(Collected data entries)
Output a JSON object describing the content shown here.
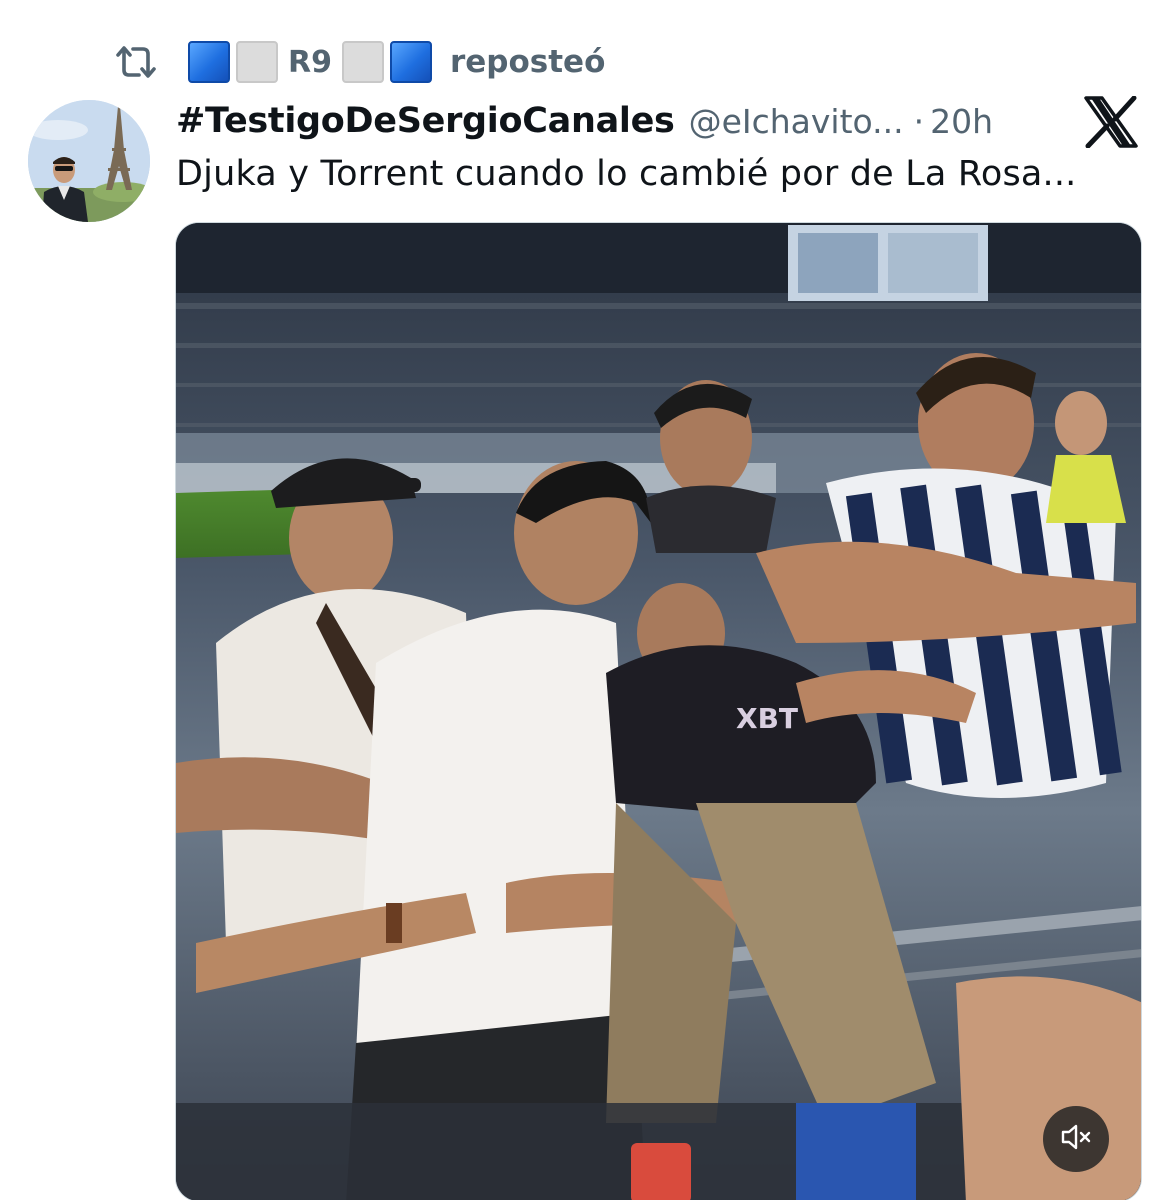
{
  "repost": {
    "icon": "repost-icon",
    "user_middle": "R9",
    "label": "reposteó",
    "emoji_blocks": [
      "blue",
      "gray",
      "gray",
      "blue"
    ]
  },
  "tweet": {
    "display_name": "#TestigoDeSergioCanales",
    "handle": "@eIchavito...",
    "separator": "·",
    "time": "20h",
    "text": "Djuka y Torrent cuando lo cambié por de La Rosa...",
    "brand_icon": "x-logo-icon"
  },
  "media": {
    "overlay_icon": "volume-muted-icon",
    "jersey_text": "XBT"
  },
  "colors": {
    "text_primary": "#0f1419",
    "text_secondary": "#536471",
    "emoji_blue": "#1f6fe0",
    "emoji_gray": "#dcdcdc"
  }
}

■ Given task
Retype each entry precisely. Skip images entirely.

■ Answer for the task
Output a JSON object describing the content shown here.
{
  "repost": {
    "icon": "repost-icon",
    "user_middle": "R9",
    "label": "reposteó",
    "emoji_blocks": [
      "blue",
      "gray",
      "gray",
      "blue"
    ]
  },
  "tweet": {
    "display_name": "#TestigoDeSergioCanales",
    "handle": "@eIchavito...",
    "separator": "·",
    "time": "20h",
    "text": "Djuka y Torrent cuando lo cambié por de La Rosa...",
    "brand_icon": "x-logo-icon"
  },
  "media": {
    "overlay_icon": "volume-muted-icon",
    "jersey_text": "XBT"
  },
  "colors": {
    "text_primary": "#0f1419",
    "text_secondary": "#536471",
    "emoji_blue": "#1f6fe0",
    "emoji_gray": "#dcdcdc"
  }
}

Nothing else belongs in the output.